* _DATA TO USE_:

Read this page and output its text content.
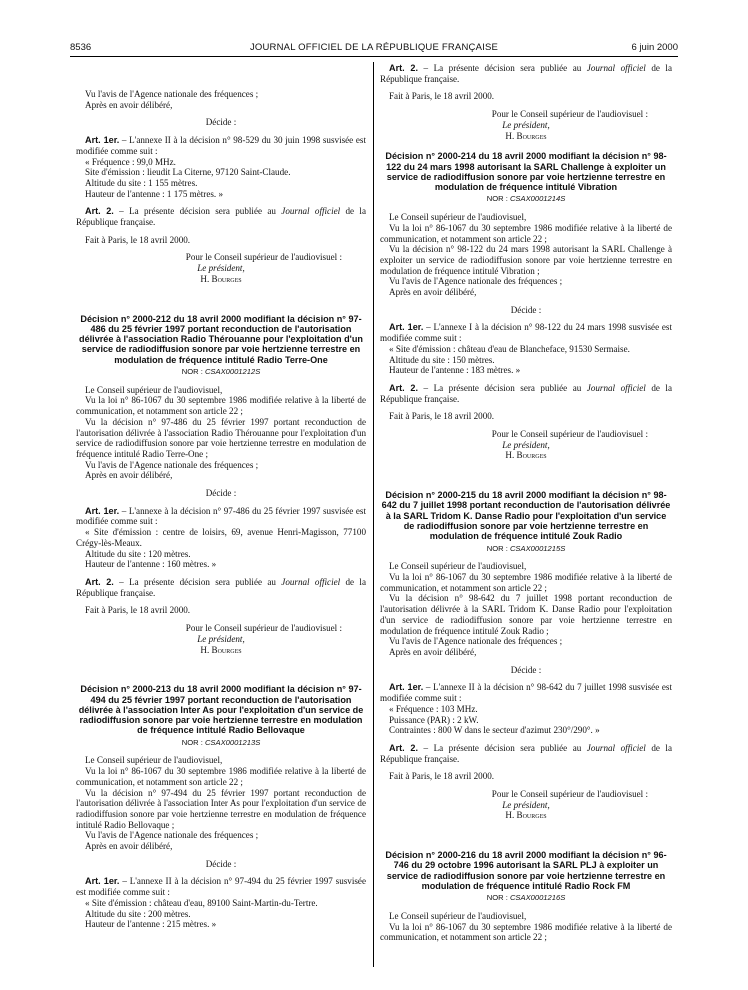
8536	JOURNAL OFFICIEL DE LA RÉPUBLIQUE FRANÇAISE	6 juin 2000

Vu l'avis de l'Agence nationale des fréquences ;

Après en avoir délibéré,

Décide :

Art. 1er. – L'annexe II à la décision n° 98-529 du 30 juin 1998 susvisée est modifiée comme suit :

« Fréquence : 99,0 MHz.

Site d'émission : lieudit La Citerne, 97120 Saint-Claude.

Altitude du site : 1 155 mètres.

Hauteur de l'antenne : 1 175 mètres. »

Art. 2. – La présente décision sera publiée au Journal officiel de la République française.

Fait à Paris, le 18 avril 2000.

Pour le Conseil supérieur de l'audiovisuel :

Le président,

H. Bourges

Décision n° 2000-212 du 18 avril 2000 modifiant la décision n° 97-486 du 25 février 1997 portant reconduction de l'autorisation délivrée à l'association Radio Thérouanne pour l'exploitation d'un service de radiodiffusion sonore par voie hertzienne terrestre en modulation de fréquence intitulé Radio Terre-One

NOR : CSAX0001212S

Le Conseil supérieur de l'audiovisuel,

Vu la loi n° 86-1067 du 30 septembre 1986 modifiée relative à la liberté de communication, et notamment son article 22 ;

Vu la décision n° 97-486 du 25 février 1997 portant reconduction de l'autorisation délivrée à l'association Radio Thérouanne pour l'exploitation d'un service de radiodiffusion sonore par voie hertzienne terrestre en modulation de fréquence intitulé Radio Terre-One ;

Vu l'avis de l'Agence nationale des fréquences ;

Après en avoir délibéré,

Décide :

Art. 1er. – L'annexe à la décision n° 97-486 du 25 février 1997 susvisée est modifiée comme suit :

« Site d'émission : centre de loisirs, 69, avenue Henri-Magisson, 77100 Crégy-lès-Meaux.

Altitude du site : 120 mètres.

Hauteur de l'antenne : 160 mètres. »

Art. 2. – La présente décision sera publiée au Journal officiel de la République française.

Fait à Paris, le 18 avril 2000.

Pour le Conseil supérieur de l'audiovisuel :

Le président,

H. Bourges

Décision n° 2000-213 du 18 avril 2000 modifiant la décision n° 97-494 du 25 février 1997 portant reconduction de l'autorisation délivrée à l'association Inter As pour l'exploitation d'un service de radiodiffusion sonore par voie hertzienne terrestre en modulation de fréquence intitulé Radio Bellovaque

NOR : CSAX0001213S

Le Conseil supérieur de l'audiovisuel,

Vu la loi n° 86-1067 du 30 septembre 1986 modifiée relative à la liberté de communication, et notamment son article 22 ;

Vu la décision n° 97-494 du 25 février 1997 portant reconduction de l'autorisation délivrée à l'association Inter As pour l'exploitation d'un service de radiodiffusion sonore par voie hertzienne terrestre en modulation de fréquence intitulé Radio Bellovaque ;

Vu l'avis de l'Agence nationale des fréquences ;

Après en avoir délibéré,

Décide :

Art. 1er. – L'annexe II à la décision n° 97-494 du 25 février 1997 susvisée est modifiée comme suit :

« Site d'émission : château d'eau, 89100 Saint-Martin-du-Tertre.

Altitude du site : 200 mètres.

Hauteur de l'antenne : 215 mètres. »

Art. 2. – La présente décision sera publiée au Journal officiel de la République française.

Fait à Paris, le 18 avril 2000.

Pour le Conseil supérieur de l'audiovisuel :

Le président,

H. Bourges

Décision n° 2000-214 du 18 avril 2000 modifiant la décision n° 98-122 du 24 mars 1998 autorisant la SARL Challenge à exploiter un service de radiodiffusion sonore par voie hertzienne terrestre en modulation de fréquence intitulé Vibration

NOR : CSAX0001214S

Le Conseil supérieur de l'audiovisuel,

Vu la loi n° 86-1067 du 30 septembre 1986 modifiée relative à la liberté de communication, et notamment son article 22 ;

Vu la décision n° 98-122 du 24 mars 1998 autorisant la SARL Challenge à exploiter un service de radiodiffusion sonore par voie hertzienne terrestre en modulation de fréquence intitulé Vibration ;

Vu l'avis de l'Agence nationale des fréquences ;

Après en avoir délibéré,

Décide :

Art. 1er. – L'annexe I à la décision n° 98-122 du 24 mars 1998 susvisée est modifiée comme suit :

« Site d'émission : château d'eau de Blancheface, 91530 Sermaise.

Altitude du site : 150 mètres.

Hauteur de l'antenne : 183 mètres. »

Art. 2. – La présente décision sera publiée au Journal officiel de la République française.

Fait à Paris, le 18 avril 2000.

Pour le Conseil supérieur de l'audiovisuel :

Le président,

H. Bourges

Décision n° 2000-215 du 18 avril 2000 modifiant la décision n° 98-642 du 7 juillet 1998 portant reconduction de l'autorisation délivrée à la SARL Tridom K. Danse Radio pour l'exploitation d'un service de radiodiffusion sonore par voie hertzienne terrestre en modulation de fréquence intitulé Zouk Radio

NOR : CSAX0001215S

Le Conseil supérieur de l'audiovisuel,

Vu la loi n° 86-1067 du 30 septembre 1986 modifiée relative à la liberté de communication, et notamment son article 22 ;

Vu la décision n° 98-642 du 7 juillet 1998 portant reconduction de l'autorisation délivrée à la SARL Tridom K. Danse Radio pour l'exploitation d'un service de radiodiffusion sonore par voie hertzienne terrestre en modulation de fréquence intitulé Zouk Radio ;

Vu l'avis de l'Agence nationale des fréquences ;

Après en avoir délibéré,

Décide :

Art. 1er. – L'annexe II à la décision n° 98-642 du 7 juillet 1998 susvisée est modifiée comme suit :

« Fréquence : 103 MHz.

Puissance (PAR) : 2 kW.

Contraintes : 800 W dans le secteur d'azimut 230°/290°. »

Art. 2. – La présente décision sera publiée au Journal officiel de la République française.

Fait à Paris, le 18 avril 2000.

Pour le Conseil supérieur de l'audiovisuel :

Le président,

H. Bourges

Décision n° 2000-216 du 18 avril 2000 modifiant la décision n° 96-746 du 29 octobre 1996 autorisant la SARL PLJ à exploiter un service de radiodiffusion sonore par voie hertzienne terrestre en modulation de fréquence intitulé Radio Rock FM

NOR : CSAX0001216S

Le Conseil supérieur de l'audiovisuel,

Vu la loi n° 86-1067 du 30 septembre 1986 modifiée relative à la liberté de communication, et notamment son article 22 ;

* _TASK DESCRIPTION_: Tell how many lines of the material above hold "château", answering with a bare number.

* _EXERCISE RESPONSE_: 2